--- Start ---

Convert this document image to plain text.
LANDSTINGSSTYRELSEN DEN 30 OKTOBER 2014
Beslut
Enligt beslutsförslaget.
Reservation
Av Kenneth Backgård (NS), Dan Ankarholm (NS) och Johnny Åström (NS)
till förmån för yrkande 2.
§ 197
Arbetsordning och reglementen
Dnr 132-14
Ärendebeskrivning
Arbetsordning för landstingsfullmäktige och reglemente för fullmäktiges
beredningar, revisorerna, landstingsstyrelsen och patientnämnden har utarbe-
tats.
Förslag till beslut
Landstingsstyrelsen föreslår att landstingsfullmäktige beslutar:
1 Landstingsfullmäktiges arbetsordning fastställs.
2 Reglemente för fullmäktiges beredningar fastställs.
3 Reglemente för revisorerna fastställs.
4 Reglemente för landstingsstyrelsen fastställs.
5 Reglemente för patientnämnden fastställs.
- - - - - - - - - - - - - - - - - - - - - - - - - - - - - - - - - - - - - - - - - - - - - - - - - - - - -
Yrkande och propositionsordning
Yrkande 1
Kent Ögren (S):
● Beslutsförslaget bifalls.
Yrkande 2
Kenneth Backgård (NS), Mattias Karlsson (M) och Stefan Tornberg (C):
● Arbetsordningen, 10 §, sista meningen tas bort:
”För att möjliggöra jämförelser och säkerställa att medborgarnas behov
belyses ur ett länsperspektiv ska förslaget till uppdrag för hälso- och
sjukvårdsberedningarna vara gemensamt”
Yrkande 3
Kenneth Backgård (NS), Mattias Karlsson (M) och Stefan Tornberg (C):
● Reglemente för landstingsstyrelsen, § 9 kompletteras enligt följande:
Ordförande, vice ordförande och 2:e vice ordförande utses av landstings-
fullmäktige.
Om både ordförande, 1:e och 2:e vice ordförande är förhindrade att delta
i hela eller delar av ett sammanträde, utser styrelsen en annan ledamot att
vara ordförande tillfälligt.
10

--- End ---

TASK DETAILS
Report only how many lines in the records contain the word "revisorerna".

TASK OUTPUT
2